[Data extract]
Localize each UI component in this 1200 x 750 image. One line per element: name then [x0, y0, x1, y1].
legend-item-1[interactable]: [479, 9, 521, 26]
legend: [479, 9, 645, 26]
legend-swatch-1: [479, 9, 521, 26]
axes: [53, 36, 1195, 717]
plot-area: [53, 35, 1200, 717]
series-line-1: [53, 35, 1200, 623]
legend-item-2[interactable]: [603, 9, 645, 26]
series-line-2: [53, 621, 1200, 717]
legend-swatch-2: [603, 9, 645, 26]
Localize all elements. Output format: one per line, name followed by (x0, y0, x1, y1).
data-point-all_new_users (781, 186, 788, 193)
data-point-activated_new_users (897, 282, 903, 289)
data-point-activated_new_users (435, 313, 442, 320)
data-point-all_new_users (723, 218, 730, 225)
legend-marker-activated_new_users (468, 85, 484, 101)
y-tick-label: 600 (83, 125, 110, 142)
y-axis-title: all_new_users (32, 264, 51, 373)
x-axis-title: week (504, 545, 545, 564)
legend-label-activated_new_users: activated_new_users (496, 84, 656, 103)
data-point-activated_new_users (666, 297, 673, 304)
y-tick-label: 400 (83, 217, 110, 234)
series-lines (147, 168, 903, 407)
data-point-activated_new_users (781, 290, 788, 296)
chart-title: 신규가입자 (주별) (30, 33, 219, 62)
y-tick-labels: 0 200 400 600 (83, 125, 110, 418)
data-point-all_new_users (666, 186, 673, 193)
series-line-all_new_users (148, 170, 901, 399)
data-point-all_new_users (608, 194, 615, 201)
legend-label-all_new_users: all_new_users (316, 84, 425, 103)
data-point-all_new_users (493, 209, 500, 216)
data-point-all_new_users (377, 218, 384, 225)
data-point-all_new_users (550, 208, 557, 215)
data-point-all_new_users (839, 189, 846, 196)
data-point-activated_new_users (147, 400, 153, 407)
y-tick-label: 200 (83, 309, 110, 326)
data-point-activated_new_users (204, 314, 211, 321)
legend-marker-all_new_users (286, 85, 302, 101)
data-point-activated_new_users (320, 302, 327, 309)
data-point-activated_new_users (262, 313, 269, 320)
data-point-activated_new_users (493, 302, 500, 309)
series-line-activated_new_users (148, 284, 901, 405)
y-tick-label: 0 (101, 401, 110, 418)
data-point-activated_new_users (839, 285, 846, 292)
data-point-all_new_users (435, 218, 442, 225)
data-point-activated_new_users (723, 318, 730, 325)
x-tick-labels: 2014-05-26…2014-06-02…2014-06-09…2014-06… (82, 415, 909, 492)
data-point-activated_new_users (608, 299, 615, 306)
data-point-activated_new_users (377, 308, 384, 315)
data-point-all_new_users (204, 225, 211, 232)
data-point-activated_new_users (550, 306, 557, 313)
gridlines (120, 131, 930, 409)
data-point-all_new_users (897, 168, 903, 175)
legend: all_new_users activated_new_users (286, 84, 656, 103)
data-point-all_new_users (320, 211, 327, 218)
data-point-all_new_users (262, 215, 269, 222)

[Do this] Convert every line of the records into a JSON list of strings, with each line as one string and blank lines omitted.

[Answer in full]
[
  "Localize each UI component in this 1200 x 750 image. One line per element: name then [x0, y0, x1, y1].",
  "legend-item-1[interactable]: [479, 9, 521, 26]",
  "legend: [479, 9, 645, 26]",
  "legend-swatch-1: [479, 9, 521, 26]",
  "axes: [53, 36, 1195, 717]",
  "plot-area: [53, 35, 1200, 717]",
  "series-line-1: [53, 35, 1200, 623]",
  "legend-item-2[interactable]: [603, 9, 645, 26]",
  "series-line-2: [53, 621, 1200, 717]",
  "legend-swatch-2: [603, 9, 645, 26]",
  "Localize all elements. Output format: one per line, name followed by (x0, y0, x1, y1).",
  "data-point-all_new_users (781, 186, 788, 193)",
  "data-point-activated_new_users (897, 282, 903, 289)",
  "data-point-activated_new_users (435, 313, 442, 320)",
  "data-point-all_new_users (723, 218, 730, 225)",
  "legend-marker-activated_new_users (468, 85, 484, 101)",
  "y-tick-label: 600 (83, 125, 110, 142)",
  "y-axis-title: all_new_users (32, 264, 51, 373)",
  "x-axis-title: week (504, 545, 545, 564)",
  "legend-label-activated_new_users: activated_new_users (496, 84, 656, 103)",
  "data-point-activated_new_users (666, 297, 673, 304)",
  "y-tick-label: 400 (83, 217, 110, 234)",
  "series-lines (147, 168, 903, 407)",
  "data-point-activated_new_users (781, 290, 788, 296)",
  "chart-title: 신규가입자 (주별) (30, 33, 219, 62)",
  "y-tick-labels: 0 200 400 600 (83, 125, 110, 418)",
  "data-point-all_new_users (666, 186, 673, 193)",
  "series-line-all_new_users (148, 170, 901, 399)",
  "data-point-all_new_users (608, 194, 615, 201)",
  "legend-label-all_new_users: all_new_users (316, 84, 425, 103)",
  "data-point-all_new_users (493, 209, 500, 216)",
  "data-point-all_new_users (377, 218, 384, 225)",
  "data-point-all_new_users (550, 208, 557, 215)",
  "data-point-all_new_users (839, 189, 846, 196)",
  "data-point-activated_new_users (147, 400, 153, 407)",
  "y-tick-label: 200 (83, 309, 110, 326)",
  "data-point-activated_new_users (204, 314, 211, 321)",
  "legend-marker-all_new_users (286, 85, 302, 101)",
  "data-point-activated_new_users (320, 302, 327, 309)",
  "data-point-activated_new_users (262, 313, 269, 320)",
  "data-point-activated_new_users (493, 302, 500, 309)",
  "series-line-activated_new_users (148, 284, 901, 405)",
  "y-tick-label: 0 (101, 401, 110, 418)",
  "data-point-activated_new_users (839, 285, 846, 292)",
  "data-point-all_new_users (435, 218, 442, 225)",
  "data-point-activated_new_users (723, 318, 730, 325)",
  "x-tick-labels: 2014-05-26…2014-06-02…2014-06-09…2014-06… (82, 415, 909, 492)",
  "data-point-activated_new_users (608, 299, 615, 306)",
  "data-point-activated_new_users (377, 308, 384, 315)",
  "data-point-all_new_users (204, 225, 211, 232)",
  "data-point-activated_new_users (550, 306, 557, 313)",
  "gridlines (120, 131, 930, 409)",
  "data-point-all_new_users (897, 168, 903, 175)",
  "legend: all_new_users activated_new_users (286, 84, 656, 103)",
  "data-point-all_new_users (320, 211, 327, 218)",
  "data-point-all_new_users (262, 215, 269, 222)"
]